=== MATERIAL PROVIDED ===
----------------

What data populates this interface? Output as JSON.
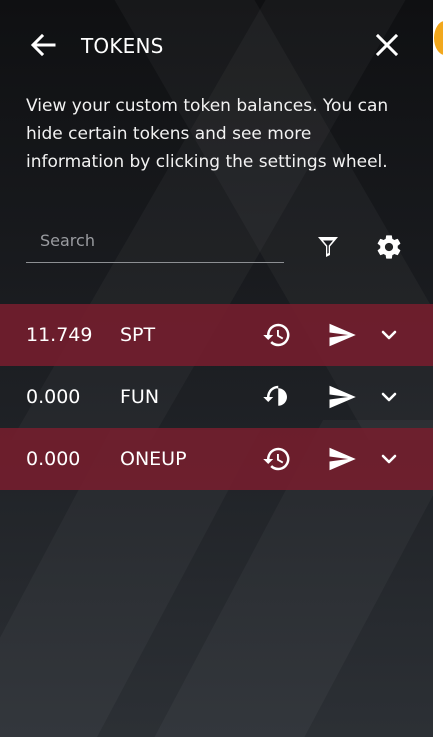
{
  "header": {
    "title": "TOKENS",
    "back_icon": "arrow-left-icon",
    "close_icon": "close-icon"
  },
  "description": "View your custom token balances. You can hide certain tokens and see more information by clicking the settings wheel.",
  "search": {
    "placeholder": "Search",
    "value": ""
  },
  "toolbar": {
    "filter_icon": "filter-icon",
    "settings_icon": "gear-icon"
  },
  "tokens": [
    {
      "balance": "11.749",
      "symbol": "SPT",
      "highlighted": true
    },
    {
      "balance": "0.000",
      "symbol": "FUN",
      "highlighted": false
    },
    {
      "balance": "0.000",
      "symbol": "ONEUP",
      "highlighted": true
    }
  ],
  "row_icons": {
    "history": "history-icon",
    "send": "send-icon",
    "expand": "chevron-down-icon"
  },
  "colors": {
    "row_highlight": "#761e2e",
    "panel_background": "#1b1d21",
    "text": "#ffffff"
  }
}
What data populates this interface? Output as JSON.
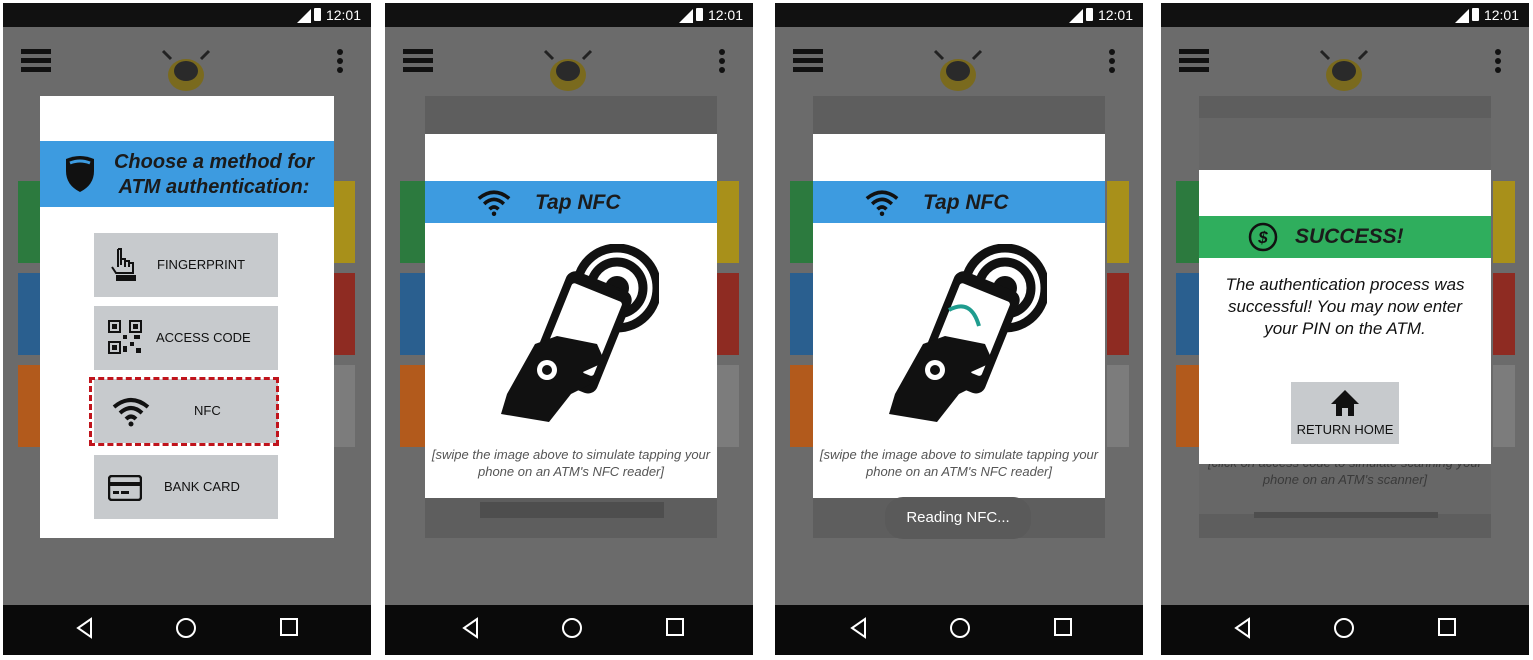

----------------

=== GOAL OF THE EXERCISE ===
Output every entry exactly as given; pictures are not part of the copy.

=== WRITTEN REPLY ===
What data populates this interface? Output as JSON.
{
  "header": {
    "title": "TOKENS",
    "back_icon": "arrow-left-icon",
    "close_icon": "close-icon"
  },
  "description": "View your custom token balances. You can hide certain tokens and see more information by clicking the settings wheel.",
  "search": {
    "placeholder": "Search",
    "value": ""
  },
  "toolbar": {
    "filter_icon": "filter-icon",
    "settings_icon": "gear-icon"
  },
  "tokens": [
    {
      "balance": "11.749",
      "symbol": "SPT",
      "highlighted": true
    },
    {
      "balance": "0.000",
      "symbol": "FUN",
      "highlighted": false
    },
    {
      "balance": "0.000",
      "symbol": "ONEUP",
      "highlighted": true
    }
  ],
  "row_icons": {
    "history": "history-icon",
    "send": "send-icon",
    "expand": "chevron-down-icon"
  },
  "colors": {
    "row_highlight": "#761e2e",
    "panel_background": "#1b1d21",
    "text": "#ffffff"
  }
}
What data populates this interface? Output as JSON.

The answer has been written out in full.